Reproduce only the entries from the line containing "legend-label: 1.5x 105" through the line containing "micrograph-abeta-5xfad — [523, 115, 945, 537]", both included, and substitute "data-marker" for each occurrence of "data-point". Leave everything else unchanged.

>> Start The input

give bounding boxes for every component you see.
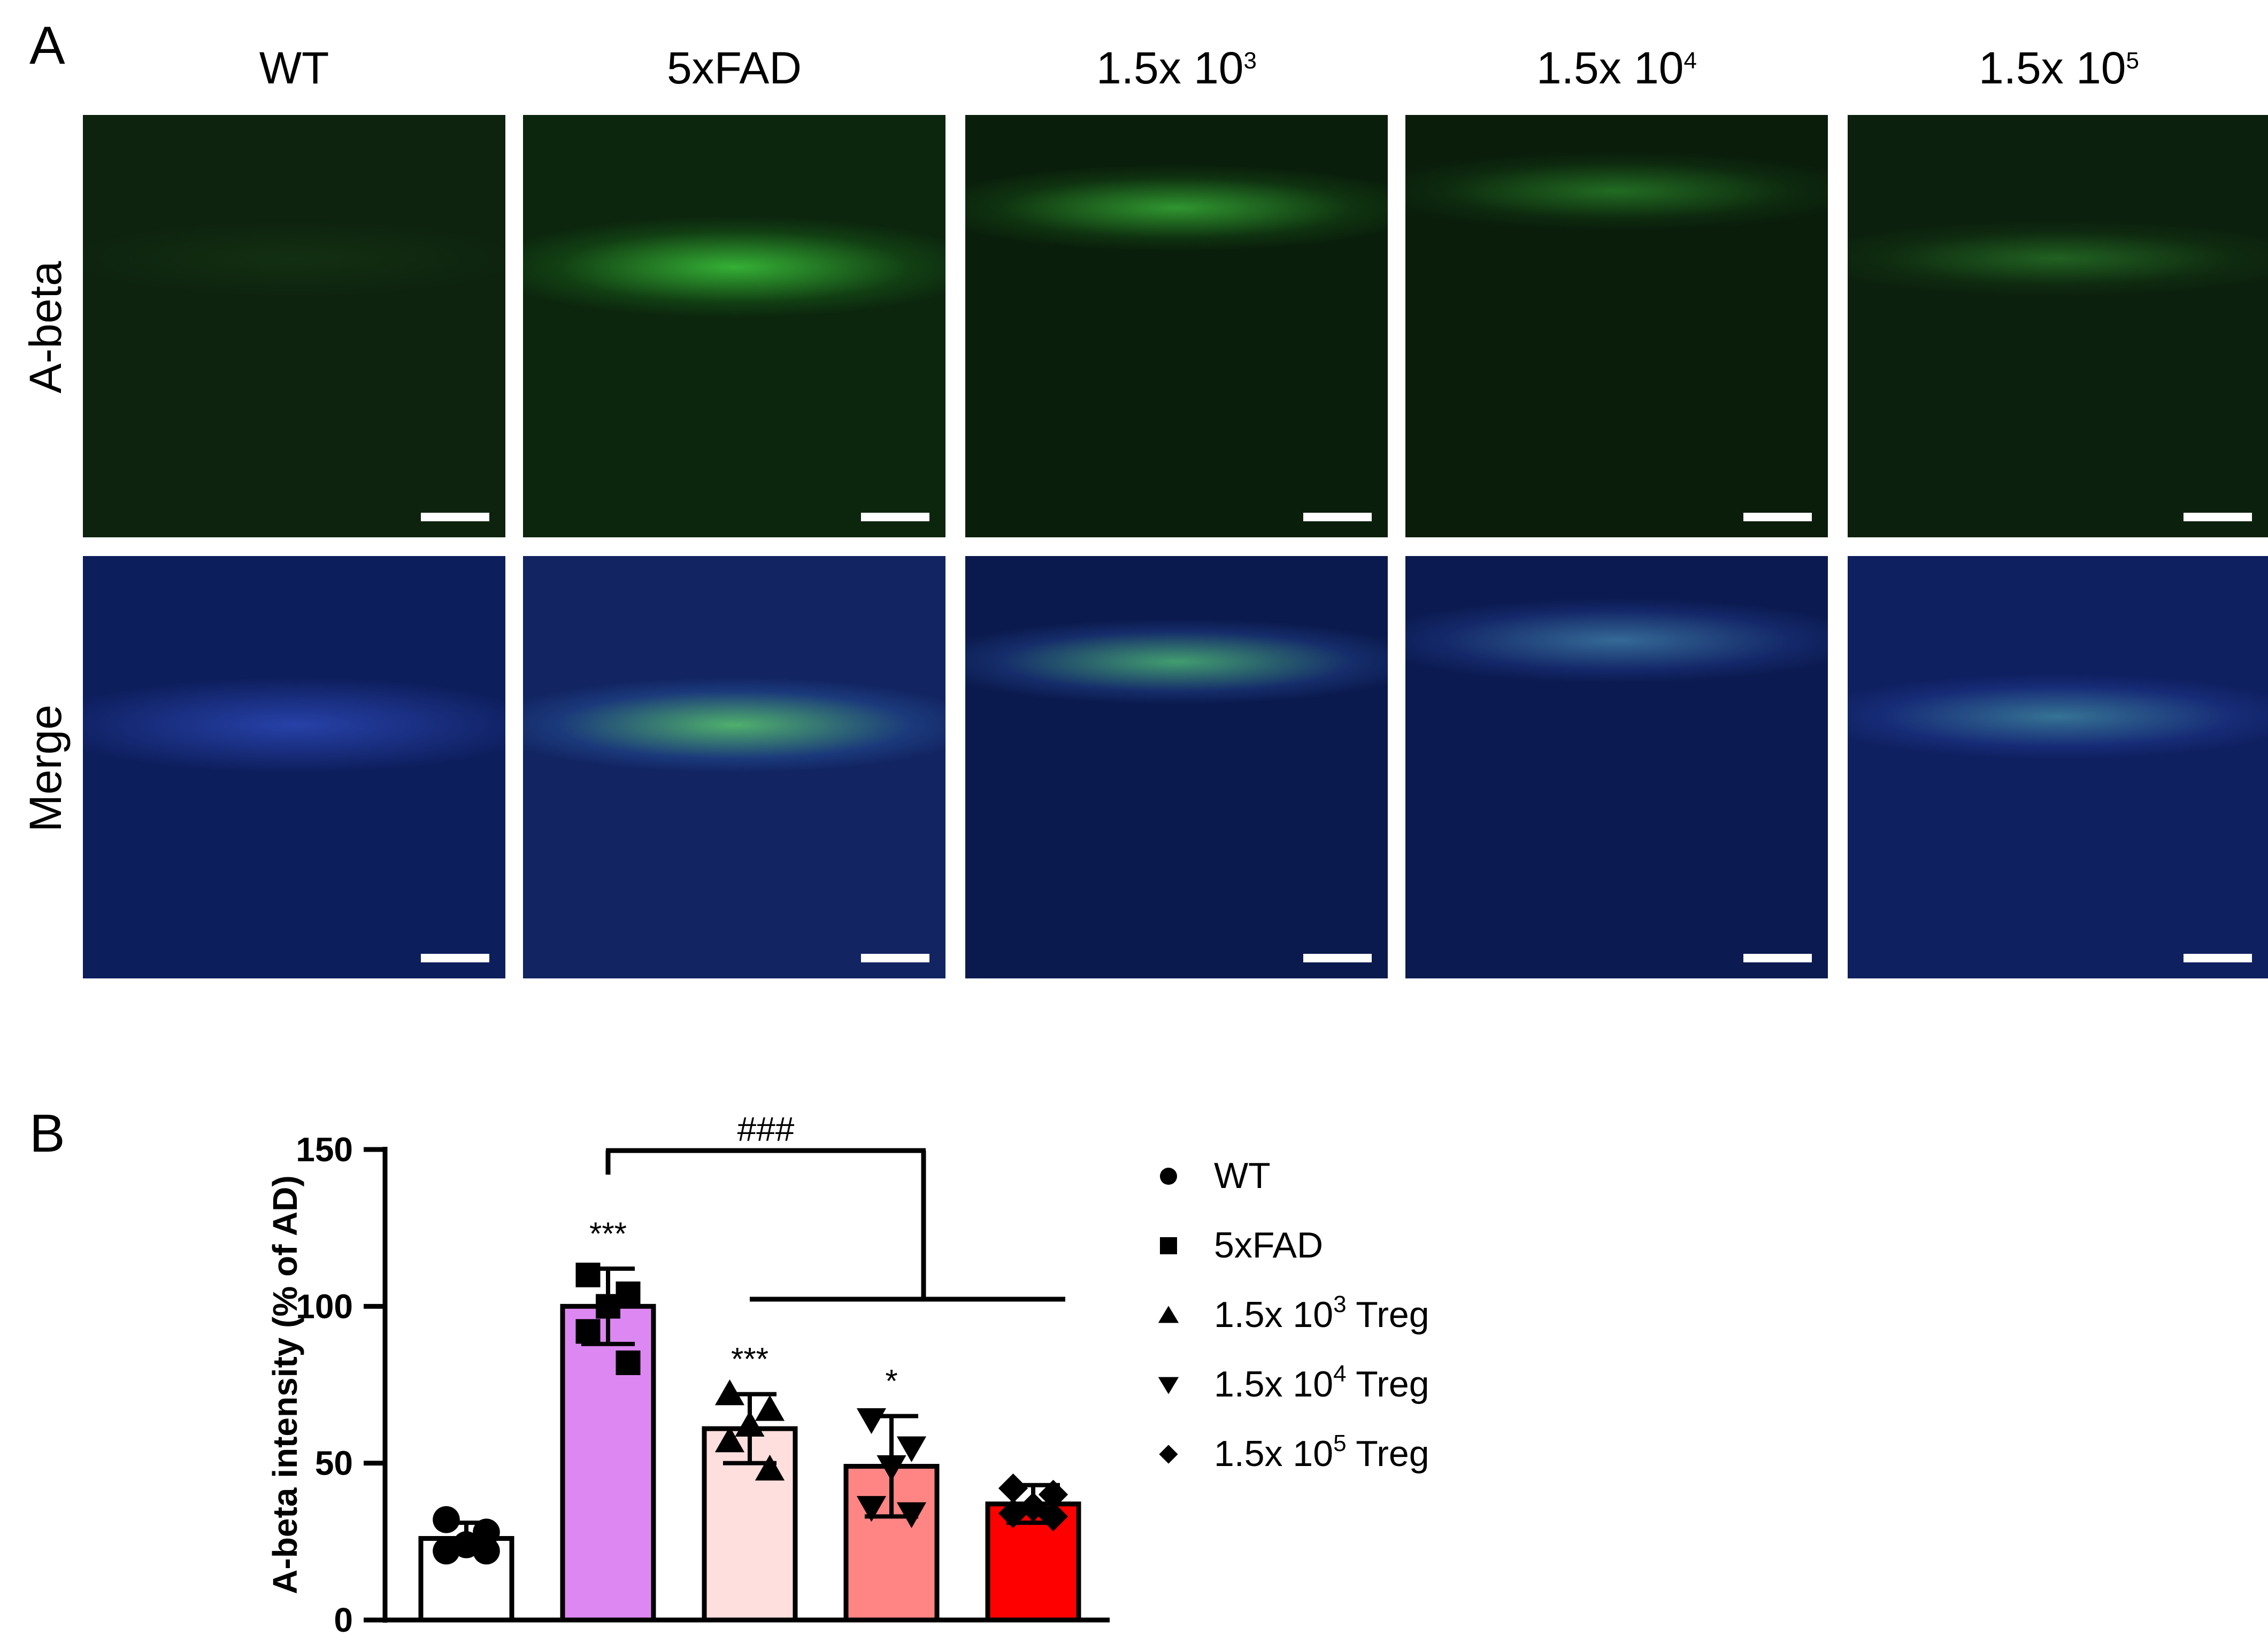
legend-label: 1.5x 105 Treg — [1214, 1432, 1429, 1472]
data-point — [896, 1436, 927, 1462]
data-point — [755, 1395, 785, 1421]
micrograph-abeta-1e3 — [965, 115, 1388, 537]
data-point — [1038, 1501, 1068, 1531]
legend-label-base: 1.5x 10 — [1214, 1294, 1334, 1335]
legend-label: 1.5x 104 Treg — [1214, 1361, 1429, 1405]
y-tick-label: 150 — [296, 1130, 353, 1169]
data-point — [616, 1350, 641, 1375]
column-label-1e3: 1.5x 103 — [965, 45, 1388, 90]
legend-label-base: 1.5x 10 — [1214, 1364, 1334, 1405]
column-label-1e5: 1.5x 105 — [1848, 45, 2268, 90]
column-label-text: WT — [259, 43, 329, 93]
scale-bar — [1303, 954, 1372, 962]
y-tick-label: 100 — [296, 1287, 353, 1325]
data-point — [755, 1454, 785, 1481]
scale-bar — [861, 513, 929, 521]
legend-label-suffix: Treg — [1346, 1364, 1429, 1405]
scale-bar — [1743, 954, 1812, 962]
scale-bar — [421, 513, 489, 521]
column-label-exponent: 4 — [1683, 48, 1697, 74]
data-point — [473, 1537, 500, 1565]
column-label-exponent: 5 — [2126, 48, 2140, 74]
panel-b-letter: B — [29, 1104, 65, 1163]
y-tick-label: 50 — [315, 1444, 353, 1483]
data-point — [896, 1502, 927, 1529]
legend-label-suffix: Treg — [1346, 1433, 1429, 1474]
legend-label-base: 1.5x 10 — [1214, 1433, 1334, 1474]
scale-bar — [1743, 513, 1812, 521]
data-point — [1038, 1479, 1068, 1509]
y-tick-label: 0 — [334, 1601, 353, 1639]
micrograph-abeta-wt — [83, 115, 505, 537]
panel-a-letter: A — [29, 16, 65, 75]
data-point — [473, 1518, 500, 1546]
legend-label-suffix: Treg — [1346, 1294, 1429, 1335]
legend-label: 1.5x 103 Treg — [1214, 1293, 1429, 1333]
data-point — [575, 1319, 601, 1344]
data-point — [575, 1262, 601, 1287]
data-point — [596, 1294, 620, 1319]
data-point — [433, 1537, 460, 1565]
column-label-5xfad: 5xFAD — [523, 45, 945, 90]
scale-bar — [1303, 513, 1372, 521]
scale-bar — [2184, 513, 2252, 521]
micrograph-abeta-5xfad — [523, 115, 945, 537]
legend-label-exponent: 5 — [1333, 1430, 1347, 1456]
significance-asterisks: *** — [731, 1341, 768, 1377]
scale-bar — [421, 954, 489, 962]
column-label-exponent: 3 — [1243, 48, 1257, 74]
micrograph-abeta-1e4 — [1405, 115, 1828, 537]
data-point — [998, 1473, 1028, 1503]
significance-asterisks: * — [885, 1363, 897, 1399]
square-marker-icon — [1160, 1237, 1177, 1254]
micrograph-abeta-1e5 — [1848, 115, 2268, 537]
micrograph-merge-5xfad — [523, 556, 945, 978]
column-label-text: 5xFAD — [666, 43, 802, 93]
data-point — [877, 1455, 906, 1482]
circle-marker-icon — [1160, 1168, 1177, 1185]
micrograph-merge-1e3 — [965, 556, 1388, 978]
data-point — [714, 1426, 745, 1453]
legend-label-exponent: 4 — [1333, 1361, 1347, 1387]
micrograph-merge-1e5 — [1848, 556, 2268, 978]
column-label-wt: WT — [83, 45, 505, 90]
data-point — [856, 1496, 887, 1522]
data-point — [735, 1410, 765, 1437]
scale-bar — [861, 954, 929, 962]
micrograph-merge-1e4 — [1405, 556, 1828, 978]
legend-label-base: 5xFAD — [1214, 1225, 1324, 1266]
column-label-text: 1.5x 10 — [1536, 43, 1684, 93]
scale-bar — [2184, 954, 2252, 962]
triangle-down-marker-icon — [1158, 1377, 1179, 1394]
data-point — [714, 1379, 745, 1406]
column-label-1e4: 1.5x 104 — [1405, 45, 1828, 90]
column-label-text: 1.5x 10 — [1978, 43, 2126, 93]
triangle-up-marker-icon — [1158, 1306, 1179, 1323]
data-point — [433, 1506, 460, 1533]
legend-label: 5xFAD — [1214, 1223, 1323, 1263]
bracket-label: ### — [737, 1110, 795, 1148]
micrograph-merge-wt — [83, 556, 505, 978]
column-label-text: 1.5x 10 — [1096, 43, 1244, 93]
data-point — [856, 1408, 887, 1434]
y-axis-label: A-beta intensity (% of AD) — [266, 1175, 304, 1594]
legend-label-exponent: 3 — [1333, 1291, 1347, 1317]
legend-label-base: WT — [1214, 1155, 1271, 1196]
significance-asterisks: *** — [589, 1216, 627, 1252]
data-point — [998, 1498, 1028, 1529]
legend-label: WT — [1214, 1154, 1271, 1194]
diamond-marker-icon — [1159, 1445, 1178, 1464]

>> End The input
>> Start The input

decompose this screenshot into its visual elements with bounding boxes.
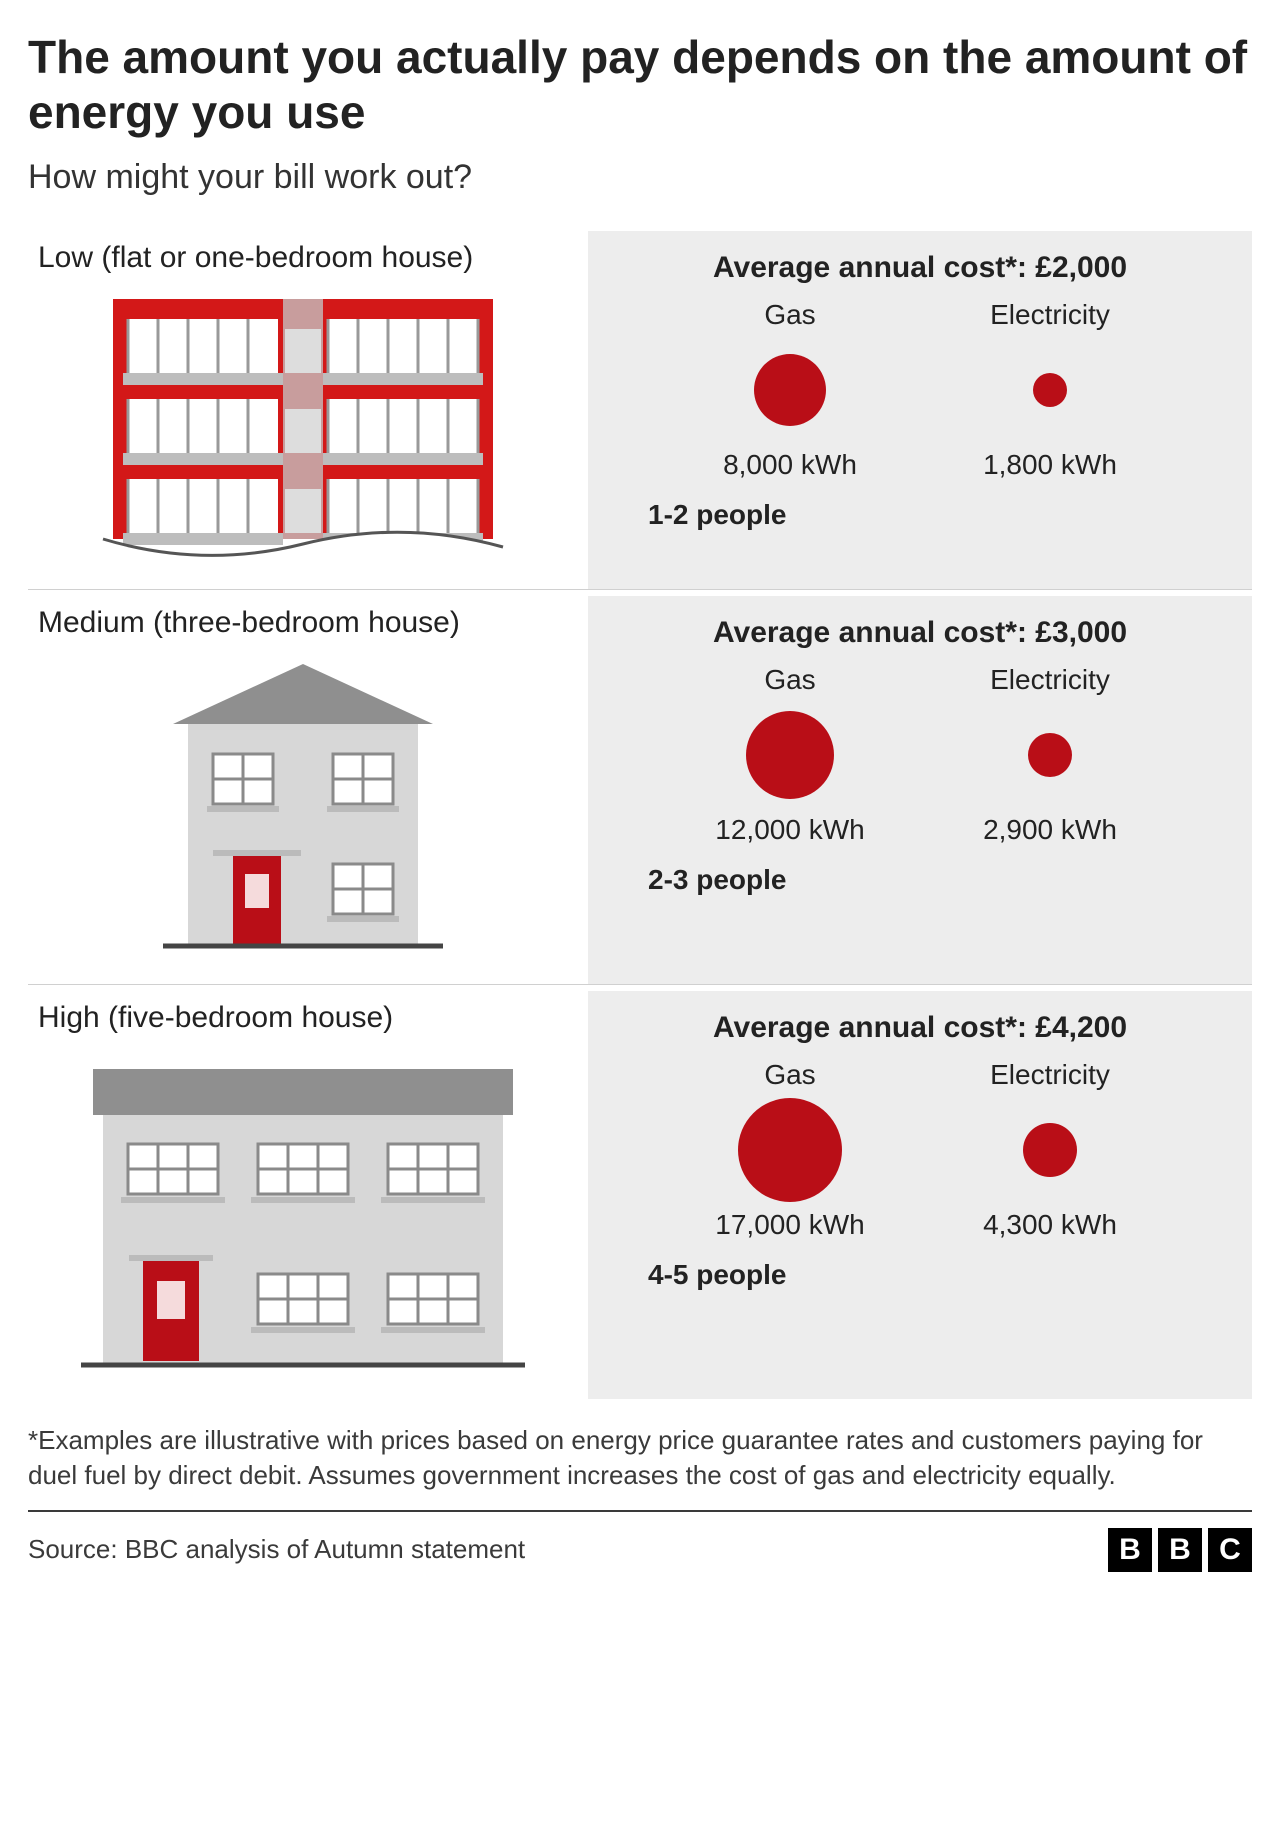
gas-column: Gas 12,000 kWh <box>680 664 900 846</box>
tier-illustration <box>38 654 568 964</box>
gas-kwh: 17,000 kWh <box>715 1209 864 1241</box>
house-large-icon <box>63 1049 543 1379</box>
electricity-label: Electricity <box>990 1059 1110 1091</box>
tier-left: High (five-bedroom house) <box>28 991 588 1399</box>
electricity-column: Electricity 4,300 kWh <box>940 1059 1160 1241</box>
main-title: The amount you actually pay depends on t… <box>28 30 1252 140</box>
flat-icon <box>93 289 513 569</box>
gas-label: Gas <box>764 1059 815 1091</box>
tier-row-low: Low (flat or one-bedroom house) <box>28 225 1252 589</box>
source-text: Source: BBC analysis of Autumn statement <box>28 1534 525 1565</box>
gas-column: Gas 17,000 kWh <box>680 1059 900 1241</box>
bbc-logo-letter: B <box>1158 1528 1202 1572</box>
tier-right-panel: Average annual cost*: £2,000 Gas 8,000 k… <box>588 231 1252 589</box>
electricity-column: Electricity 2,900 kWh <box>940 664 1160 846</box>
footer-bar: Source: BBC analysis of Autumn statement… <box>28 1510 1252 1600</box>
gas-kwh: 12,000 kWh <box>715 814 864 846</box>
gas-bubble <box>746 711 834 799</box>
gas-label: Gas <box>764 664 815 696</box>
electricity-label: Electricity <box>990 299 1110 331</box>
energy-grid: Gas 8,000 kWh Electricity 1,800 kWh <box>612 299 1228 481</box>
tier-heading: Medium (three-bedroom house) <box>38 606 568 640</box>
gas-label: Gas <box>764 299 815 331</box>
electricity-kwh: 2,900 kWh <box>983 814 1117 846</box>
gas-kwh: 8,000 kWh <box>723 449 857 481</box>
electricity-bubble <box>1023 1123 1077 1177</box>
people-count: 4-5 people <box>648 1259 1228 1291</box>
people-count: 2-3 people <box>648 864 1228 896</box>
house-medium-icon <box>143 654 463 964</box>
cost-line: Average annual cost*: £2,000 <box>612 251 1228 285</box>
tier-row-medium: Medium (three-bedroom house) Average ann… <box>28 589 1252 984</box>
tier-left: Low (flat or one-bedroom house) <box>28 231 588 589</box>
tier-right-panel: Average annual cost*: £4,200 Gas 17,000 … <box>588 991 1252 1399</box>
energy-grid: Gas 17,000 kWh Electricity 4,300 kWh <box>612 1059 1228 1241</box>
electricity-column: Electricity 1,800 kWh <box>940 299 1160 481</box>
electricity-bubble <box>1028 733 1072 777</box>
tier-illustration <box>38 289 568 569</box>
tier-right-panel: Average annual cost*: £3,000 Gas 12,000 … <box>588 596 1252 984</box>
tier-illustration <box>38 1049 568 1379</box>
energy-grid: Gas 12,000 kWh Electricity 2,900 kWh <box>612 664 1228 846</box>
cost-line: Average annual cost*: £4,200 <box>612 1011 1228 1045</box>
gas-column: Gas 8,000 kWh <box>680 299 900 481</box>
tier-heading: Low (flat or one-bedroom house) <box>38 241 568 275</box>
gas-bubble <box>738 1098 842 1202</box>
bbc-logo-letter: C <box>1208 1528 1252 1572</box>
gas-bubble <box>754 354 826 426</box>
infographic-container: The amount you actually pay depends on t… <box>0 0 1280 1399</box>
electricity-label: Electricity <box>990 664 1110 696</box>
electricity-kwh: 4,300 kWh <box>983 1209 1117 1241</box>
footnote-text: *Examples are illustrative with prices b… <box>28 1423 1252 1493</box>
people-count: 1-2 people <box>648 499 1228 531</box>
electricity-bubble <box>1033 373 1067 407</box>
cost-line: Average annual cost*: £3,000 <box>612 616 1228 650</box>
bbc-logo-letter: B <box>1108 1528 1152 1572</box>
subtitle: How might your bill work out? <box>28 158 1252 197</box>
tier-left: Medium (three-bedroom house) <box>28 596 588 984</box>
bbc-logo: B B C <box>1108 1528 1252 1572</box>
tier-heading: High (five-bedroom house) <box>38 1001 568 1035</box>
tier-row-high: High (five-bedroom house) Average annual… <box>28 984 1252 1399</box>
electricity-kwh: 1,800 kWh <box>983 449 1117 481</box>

>> End The input

Written solution.
legend-label: 1.5x 105 Treg — [1214, 1432, 1429, 1472]
data-marker — [896, 1436, 927, 1462]
data-marker — [755, 1395, 785, 1421]
micrograph-abeta-1e3 — [965, 115, 1388, 537]
data-marker — [1038, 1501, 1068, 1531]
legend-label-base: 1.5x 10 — [1214, 1294, 1334, 1335]
legend-label: 1.5x 104 Treg — [1214, 1361, 1429, 1405]
y-tick-label: 150 — [296, 1130, 353, 1169]
data-marker — [616, 1350, 641, 1375]
column-label-1e3: 1.5x 103 — [965, 45, 1388, 90]
legend-label-base: 1.5x 10 — [1214, 1364, 1334, 1405]
column-label-1e5: 1.5x 105 — [1848, 45, 2268, 90]
column-label-text: WT — [259, 43, 329, 93]
scale-bar — [1303, 954, 1372, 962]
y-tick-label: 100 — [296, 1287, 353, 1325]
data-marker — [755, 1454, 785, 1481]
scale-bar — [861, 513, 929, 521]
legend-label-suffix: Treg — [1346, 1364, 1429, 1405]
scale-bar — [1743, 954, 1812, 962]
scale-bar — [421, 513, 489, 521]
column-label-exponent: 4 — [1683, 48, 1697, 74]
data-marker — [473, 1537, 500, 1565]
column-label-exponent: 5 — [2126, 48, 2140, 74]
panel-b-letter: B — [29, 1104, 65, 1163]
y-tick-label: 50 — [315, 1444, 353, 1483]
data-marker — [896, 1502, 927, 1529]
legend-label-suffix: Treg — [1346, 1433, 1429, 1474]
legend-label-base: 1.5x 10 — [1214, 1433, 1334, 1474]
scale-bar — [1743, 513, 1812, 521]
data-marker — [1038, 1479, 1068, 1509]
y-tick-label: 0 — [334, 1601, 353, 1639]
micrograph-abeta-wt — [83, 115, 505, 537]
panel-a-letter: A — [29, 16, 65, 75]
data-marker — [473, 1518, 500, 1546]
legend-label-suffix: Treg — [1346, 1294, 1429, 1335]
legend-label: 1.5x 103 Treg — [1214, 1293, 1429, 1333]
data-marker — [575, 1319, 601, 1344]
data-marker — [575, 1262, 601, 1287]
data-marker — [596, 1294, 620, 1319]
data-marker — [433, 1537, 460, 1565]
column-label-5xfad: 5xFAD — [523, 45, 945, 90]
scale-bar — [1303, 513, 1372, 521]
scale-bar — [2184, 513, 2252, 521]
micrograph-abeta-5xfad — [523, 115, 945, 537]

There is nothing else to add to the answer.